*Data provided*
◆ ◆ ◆ ◆ ◆
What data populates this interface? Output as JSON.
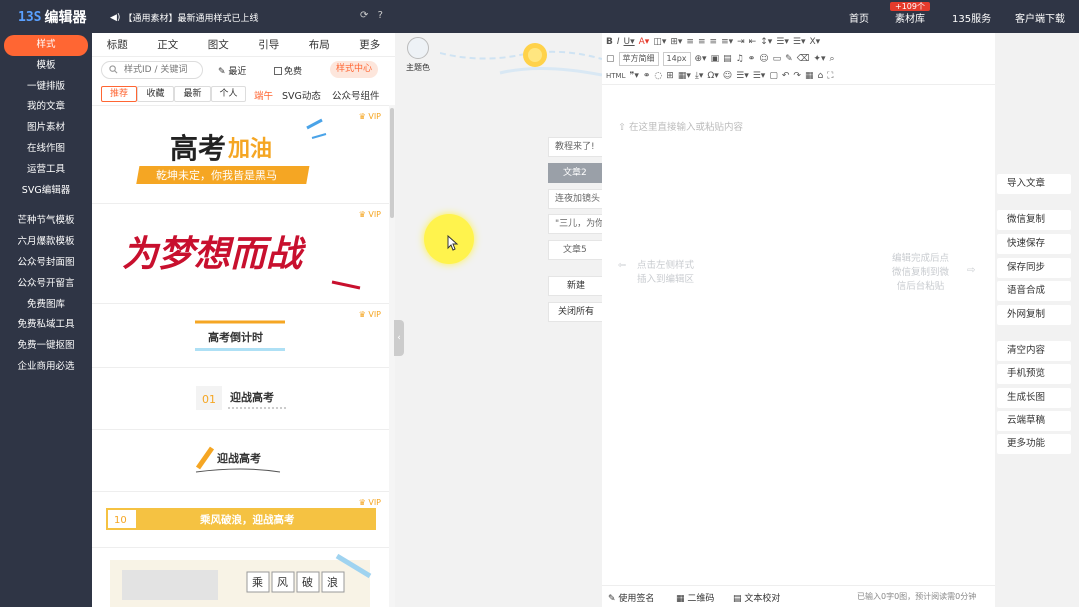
{
  "topbar": {
    "logo_mark": "13S",
    "logo_text": "编辑器",
    "notice": "【通用素材】最新通用样式已上线",
    "nav": [
      "首页",
      "素材库",
      "135服务",
      "客户端下载"
    ],
    "badge": "+109个"
  },
  "sidebar": {
    "items": [
      "样式",
      "模板",
      "一键排版",
      "我的文章",
      "图片素材",
      "在线作图",
      "运营工具",
      "SVG编辑器"
    ],
    "extras": [
      "芒种节气模板",
      "六月爆款模板",
      "公众号封面图",
      "公众号开留言",
      "免费图库",
      "免费私域工具",
      "免费一键抠图",
      "企业商用必选"
    ]
  },
  "panel": {
    "tabs": [
      "标题",
      "正文",
      "图文",
      "引导",
      "布局",
      "更多"
    ],
    "search_placeholder": "样式ID / 关键词",
    "recent": "最近",
    "free": "免费",
    "style_center": "样式中心",
    "filters": [
      "推荐",
      "收藏",
      "最新",
      "个人"
    ],
    "filter_links": [
      "端午",
      "SVG动态",
      "公众号组件"
    ],
    "vip": "VIP",
    "cards": {
      "c1_main": "高考",
      "c1_accent": "加油",
      "c1_sub": "乾坤未定，你我皆是黑马",
      "c2": "为梦想而战",
      "c3": "高考倒计时",
      "c4_num": "01",
      "c4": "迎战高考",
      "c5": "迎战高考",
      "c6_num": "10",
      "c6": "乘风破浪，迎战高考",
      "c7": [
        "乘",
        "风",
        "破",
        "浪"
      ]
    }
  },
  "theme": {
    "label": "主题色"
  },
  "articles": [
    "教程来了!",
    "文章2",
    "连夜加镜头",
    "\"三儿，为你",
    "文章5",
    "新建",
    "关闭所有"
  ],
  "editor": {
    "font": "苹方简细",
    "size": "14px",
    "placeholder": "在这里直接输入或粘贴内容",
    "hint_left": [
      "点击左侧样式",
      "插入到编辑区"
    ],
    "hint_right": [
      "编辑完成后点",
      "微信复制到微",
      "信后台粘贴"
    ],
    "status": [
      "使用签名",
      "二维码",
      "文本校对"
    ],
    "count": "已输入0字0图，预计阅读需0分钟"
  },
  "actions": [
    "导入文章",
    "微信复制",
    "快速保存",
    "保存同步",
    "语音合成",
    "外网复制",
    "清空内容",
    "手机预览",
    "生成长图",
    "云端草稿",
    "更多功能"
  ],
  "colors": {
    "accent": "#ff6633",
    "dark": "#2f3545"
  }
}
◆ ◆ ◆ ◆ ◆
Copy all the records above exactly, but leave out the pictures.

What data populates this interface? Output as JSON.
{
  "topbar": {
    "logo_mark": "13S",
    "logo_text": "编辑器",
    "notice": "【通用素材】最新通用样式已上线",
    "nav": [
      "首页",
      "素材库",
      "135服务",
      "客户端下载"
    ],
    "badge": "+109个"
  },
  "sidebar": {
    "items": [
      "样式",
      "模板",
      "一键排版",
      "我的文章",
      "图片素材",
      "在线作图",
      "运营工具",
      "SVG编辑器"
    ],
    "extras": [
      "芒种节气模板",
      "六月爆款模板",
      "公众号封面图",
      "公众号开留言",
      "免费图库",
      "免费私域工具",
      "免费一键抠图",
      "企业商用必选"
    ]
  },
  "panel": {
    "tabs": [
      "标题",
      "正文",
      "图文",
      "引导",
      "布局",
      "更多"
    ],
    "search_placeholder": "样式ID / 关键词",
    "recent": "最近",
    "free": "免费",
    "style_center": "样式中心",
    "filters": [
      "推荐",
      "收藏",
      "最新",
      "个人"
    ],
    "filter_links": [
      "端午",
      "SVG动态",
      "公众号组件"
    ],
    "vip": "VIP",
    "cards": {
      "c1_main": "高考",
      "c1_accent": "加油",
      "c1_sub": "乾坤未定，你我皆是黑马",
      "c2": "为梦想而战",
      "c3": "高考倒计时",
      "c4_num": "01",
      "c4": "迎战高考",
      "c5": "迎战高考",
      "c6_num": "10",
      "c6": "乘风破浪，迎战高考",
      "c7": [
        "乘",
        "风",
        "破",
        "浪"
      ]
    }
  },
  "theme": {
    "label": "主题色"
  },
  "articles": [
    "教程来了!",
    "文章2",
    "连夜加镜头",
    "\"三儿，为你",
    "文章5",
    "新建",
    "关闭所有"
  ],
  "editor": {
    "font": "苹方简细",
    "size": "14px",
    "placeholder": "在这里直接输入或粘贴内容",
    "hint_left": [
      "点击左侧样式",
      "插入到编辑区"
    ],
    "hint_right": [
      "编辑完成后点",
      "微信复制到微",
      "信后台粘贴"
    ],
    "status": [
      "使用签名",
      "二维码",
      "文本校对"
    ],
    "count": "已输入0字0图，预计阅读需0分钟"
  },
  "actions": [
    "导入文章",
    "微信复制",
    "快速保存",
    "保存同步",
    "语音合成",
    "外网复制",
    "清空内容",
    "手机预览",
    "生成长图",
    "云端草稿",
    "更多功能"
  ],
  "colors": {
    "accent": "#ff6633",
    "dark": "#2f3545"
  }
}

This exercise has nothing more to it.